GIVEN EXERCISE:
Reproduce the records below in full and without edits, omitting images.

— START OF DATA SHOWN —

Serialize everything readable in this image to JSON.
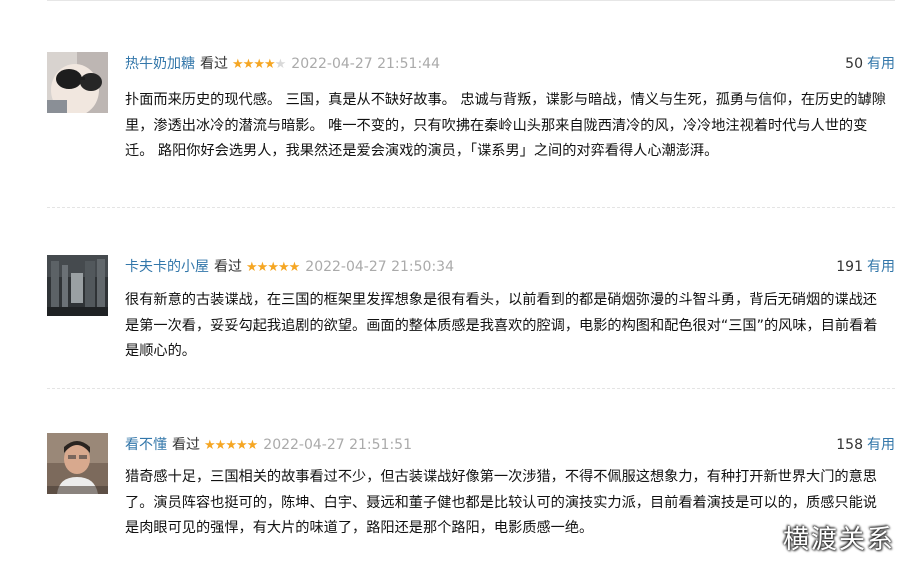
{
  "vote_label": "有用",
  "comments": [
    {
      "author": "热牛奶加糖",
      "status": "看过",
      "rating": 4,
      "max_rating": 5,
      "time": "2022-04-27 21:51:44",
      "votes": "50",
      "text": "扑面而来历史的现代感。 三国，真是从不缺好故事。 忠诚与背叛，谍影与暗战，情义与生死，孤勇与信仰，在历史的罅隙里，渗透出冰冷的潜流与暗影。 唯一不变的，只有吹拂在秦岭山头那来自陇西清冷的风，冷冷地注视着时代与人世的变迁。 路阳你好会选男人，我果然还是爱会演戏的演员，「谍系男」之间的对弈看得人心潮澎湃。"
    },
    {
      "author": "卡夫卡的小屋",
      "status": "看过",
      "rating": 5,
      "max_rating": 5,
      "time": "2022-04-27 21:50:34",
      "votes": "191",
      "text": "很有新意的古装谍战，在三国的框架里发挥想象是很有看头，以前看到的都是硝烟弥漫的斗智斗勇，背后无硝烟的谍战还是第一次看，妥妥勾起我追剧的欲望。画面的整体质感是我喜欢的腔调，电影的构图和配色很对“三国”的风味，目前看着是顺心的。"
    },
    {
      "author": "看不懂",
      "status": "看过",
      "rating": 5,
      "max_rating": 5,
      "time": "2022-04-27 21:51:51",
      "votes": "158",
      "text": "猎奇感十足，三国相关的故事看过不少，但古装谍战好像第一次涉猎，不得不佩服这想象力，有种打开新世界大门的意思了。演员阵容也挺可的，陈坤、白宇、聂远和董子健也都是比较认可的演技实力派，目前看着演技是可以的，质感只能说是肉眼可见的强悍，有大片的味道了，路阳还是那个路阳，电影质感一绝。"
    }
  ],
  "watermark": "横渡关系"
}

— END OF DATA SHOWN —

RESULT:
Serialize everything readable in this image to JSON.
{
  "vote_label": "有用",
  "comments": [
    {
      "author": "热牛奶加糖",
      "status": "看过",
      "rating": 4,
      "max_rating": 5,
      "time": "2022-04-27 21:51:44",
      "votes": "50",
      "text": "扑面而来历史的现代感。 三国，真是从不缺好故事。 忠诚与背叛，谍影与暗战，情义与生死，孤勇与信仰，在历史的罅隙里，渗透出冰冷的潜流与暗影。 唯一不变的，只有吹拂在秦岭山头那来自陇西清冷的风，冷冷地注视着时代与人世的变迁。 路阳你好会选男人，我果然还是爱会演戏的演员，「谍系男」之间的对弈看得人心潮澎湃。"
    },
    {
      "author": "卡夫卡的小屋",
      "status": "看过",
      "rating": 5,
      "max_rating": 5,
      "time": "2022-04-27 21:50:34",
      "votes": "191",
      "text": "很有新意的古装谍战，在三国的框架里发挥想象是很有看头，以前看到的都是硝烟弥漫的斗智斗勇，背后无硝烟的谍战还是第一次看，妥妥勾起我追剧的欲望。画面的整体质感是我喜欢的腔调，电影的构图和配色很对“三国”的风味，目前看着是顺心的。"
    },
    {
      "author": "看不懂",
      "status": "看过",
      "rating": 5,
      "max_rating": 5,
      "time": "2022-04-27 21:51:51",
      "votes": "158",
      "text": "猎奇感十足，三国相关的故事看过不少，但古装谍战好像第一次涉猎，不得不佩服这想象力，有种打开新世界大门的意思了。演员阵容也挺可的，陈坤、白宇、聂远和董子健也都是比较认可的演技实力派，目前看着演技是可以的，质感只能说是肉眼可见的强悍，有大片的味道了，路阳还是那个路阳，电影质感一绝。"
    }
  ],
  "watermark": "横渡关系"
}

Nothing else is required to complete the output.